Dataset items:
--------------------
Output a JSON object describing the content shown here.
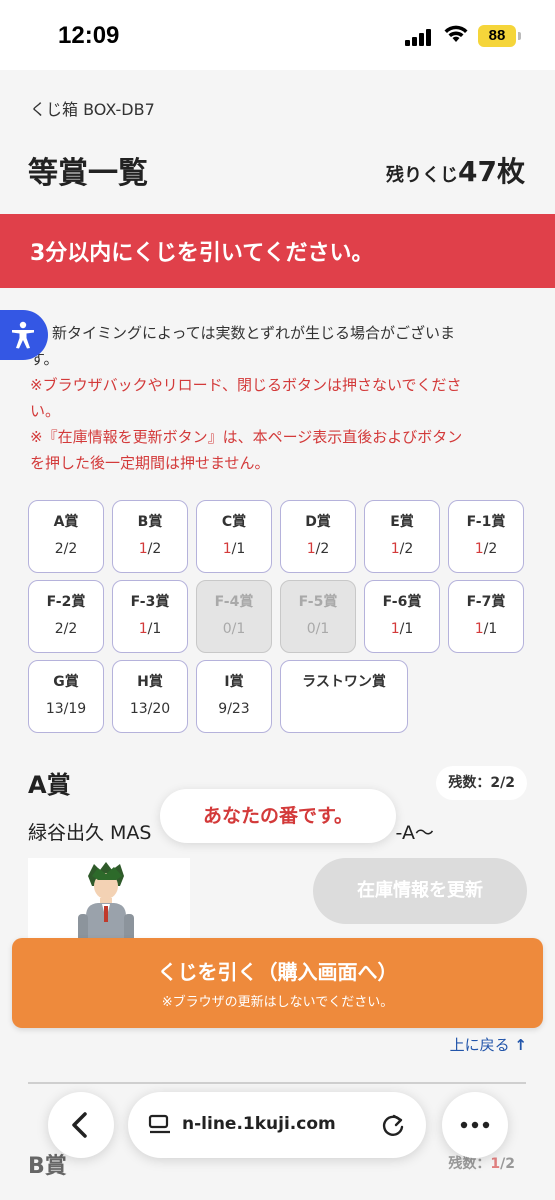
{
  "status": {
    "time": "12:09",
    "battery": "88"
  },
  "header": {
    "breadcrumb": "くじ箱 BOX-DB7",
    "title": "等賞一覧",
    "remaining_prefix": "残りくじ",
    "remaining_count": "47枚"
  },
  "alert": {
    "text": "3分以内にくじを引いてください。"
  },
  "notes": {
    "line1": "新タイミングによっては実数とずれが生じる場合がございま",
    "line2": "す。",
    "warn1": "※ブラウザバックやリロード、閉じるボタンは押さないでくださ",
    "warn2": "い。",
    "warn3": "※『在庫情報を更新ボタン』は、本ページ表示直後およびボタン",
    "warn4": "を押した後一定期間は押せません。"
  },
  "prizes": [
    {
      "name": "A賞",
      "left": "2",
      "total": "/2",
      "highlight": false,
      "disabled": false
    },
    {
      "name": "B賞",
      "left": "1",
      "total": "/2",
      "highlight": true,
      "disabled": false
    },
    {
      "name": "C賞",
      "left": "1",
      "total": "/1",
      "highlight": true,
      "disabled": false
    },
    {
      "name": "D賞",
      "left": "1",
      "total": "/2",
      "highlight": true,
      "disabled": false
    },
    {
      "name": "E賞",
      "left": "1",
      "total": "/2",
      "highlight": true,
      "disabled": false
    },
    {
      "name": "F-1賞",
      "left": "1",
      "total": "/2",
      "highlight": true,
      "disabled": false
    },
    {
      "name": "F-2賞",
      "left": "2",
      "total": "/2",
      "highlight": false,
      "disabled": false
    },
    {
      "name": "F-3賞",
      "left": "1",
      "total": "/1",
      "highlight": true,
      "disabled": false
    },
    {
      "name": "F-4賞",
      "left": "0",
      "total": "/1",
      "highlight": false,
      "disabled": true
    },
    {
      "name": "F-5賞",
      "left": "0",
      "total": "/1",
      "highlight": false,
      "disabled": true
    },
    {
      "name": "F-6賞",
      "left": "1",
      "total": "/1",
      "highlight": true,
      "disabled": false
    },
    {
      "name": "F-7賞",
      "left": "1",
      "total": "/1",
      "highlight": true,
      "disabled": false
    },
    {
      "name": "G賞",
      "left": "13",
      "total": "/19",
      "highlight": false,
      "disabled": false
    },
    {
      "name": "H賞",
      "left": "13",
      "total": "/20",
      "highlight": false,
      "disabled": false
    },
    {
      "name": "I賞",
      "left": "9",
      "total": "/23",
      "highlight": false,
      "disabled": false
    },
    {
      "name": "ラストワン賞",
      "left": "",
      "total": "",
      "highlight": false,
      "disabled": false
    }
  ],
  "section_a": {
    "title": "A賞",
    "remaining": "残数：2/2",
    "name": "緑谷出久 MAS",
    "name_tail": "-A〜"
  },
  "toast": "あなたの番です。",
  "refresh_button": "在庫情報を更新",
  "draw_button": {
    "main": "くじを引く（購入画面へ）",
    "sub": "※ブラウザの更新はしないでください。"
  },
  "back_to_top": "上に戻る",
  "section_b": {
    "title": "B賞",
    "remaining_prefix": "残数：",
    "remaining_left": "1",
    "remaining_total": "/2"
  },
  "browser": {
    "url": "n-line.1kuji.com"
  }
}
--------------------
Directive: Retype each line of the listing above word for word. Exclude the pictures.

Expected output:
Output a JSON object describing the content shown here.
{
  "status": {
    "time": "12:09",
    "battery": "88"
  },
  "header": {
    "breadcrumb": "くじ箱 BOX-DB7",
    "title": "等賞一覧",
    "remaining_prefix": "残りくじ",
    "remaining_count": "47枚"
  },
  "alert": {
    "text": "3分以内にくじを引いてください。"
  },
  "notes": {
    "line1": "新タイミングによっては実数とずれが生じる場合がございま",
    "line2": "す。",
    "warn1": "※ブラウザバックやリロード、閉じるボタンは押さないでくださ",
    "warn2": "い。",
    "warn3": "※『在庫情報を更新ボタン』は、本ページ表示直後およびボタン",
    "warn4": "を押した後一定期間は押せません。"
  },
  "prizes": [
    {
      "name": "A賞",
      "left": "2",
      "total": "/2",
      "highlight": false,
      "disabled": false
    },
    {
      "name": "B賞",
      "left": "1",
      "total": "/2",
      "highlight": true,
      "disabled": false
    },
    {
      "name": "C賞",
      "left": "1",
      "total": "/1",
      "highlight": true,
      "disabled": false
    },
    {
      "name": "D賞",
      "left": "1",
      "total": "/2",
      "highlight": true,
      "disabled": false
    },
    {
      "name": "E賞",
      "left": "1",
      "total": "/2",
      "highlight": true,
      "disabled": false
    },
    {
      "name": "F-1賞",
      "left": "1",
      "total": "/2",
      "highlight": true,
      "disabled": false
    },
    {
      "name": "F-2賞",
      "left": "2",
      "total": "/2",
      "highlight": false,
      "disabled": false
    },
    {
      "name": "F-3賞",
      "left": "1",
      "total": "/1",
      "highlight": true,
      "disabled": false
    },
    {
      "name": "F-4賞",
      "left": "0",
      "total": "/1",
      "highlight": false,
      "disabled": true
    },
    {
      "name": "F-5賞",
      "left": "0",
      "total": "/1",
      "highlight": false,
      "disabled": true
    },
    {
      "name": "F-6賞",
      "left": "1",
      "total": "/1",
      "highlight": true,
      "disabled": false
    },
    {
      "name": "F-7賞",
      "left": "1",
      "total": "/1",
      "highlight": true,
      "disabled": false
    },
    {
      "name": "G賞",
      "left": "13",
      "total": "/19",
      "highlight": false,
      "disabled": false
    },
    {
      "name": "H賞",
      "left": "13",
      "total": "/20",
      "highlight": false,
      "disabled": false
    },
    {
      "name": "I賞",
      "left": "9",
      "total": "/23",
      "highlight": false,
      "disabled": false
    },
    {
      "name": "ラストワン賞",
      "left": "",
      "total": "",
      "highlight": false,
      "disabled": false
    }
  ],
  "section_a": {
    "title": "A賞",
    "remaining": "残数：2/2",
    "name": "緑谷出久 MAS",
    "name_tail": "-A〜"
  },
  "toast": "あなたの番です。",
  "refresh_button": "在庫情報を更新",
  "draw_button": {
    "main": "くじを引く（購入画面へ）",
    "sub": "※ブラウザの更新はしないでください。"
  },
  "back_to_top": "上に戻る",
  "section_b": {
    "title": "B賞",
    "remaining_prefix": "残数：",
    "remaining_left": "1",
    "remaining_total": "/2"
  },
  "browser": {
    "url": "n-line.1kuji.com"
  }
}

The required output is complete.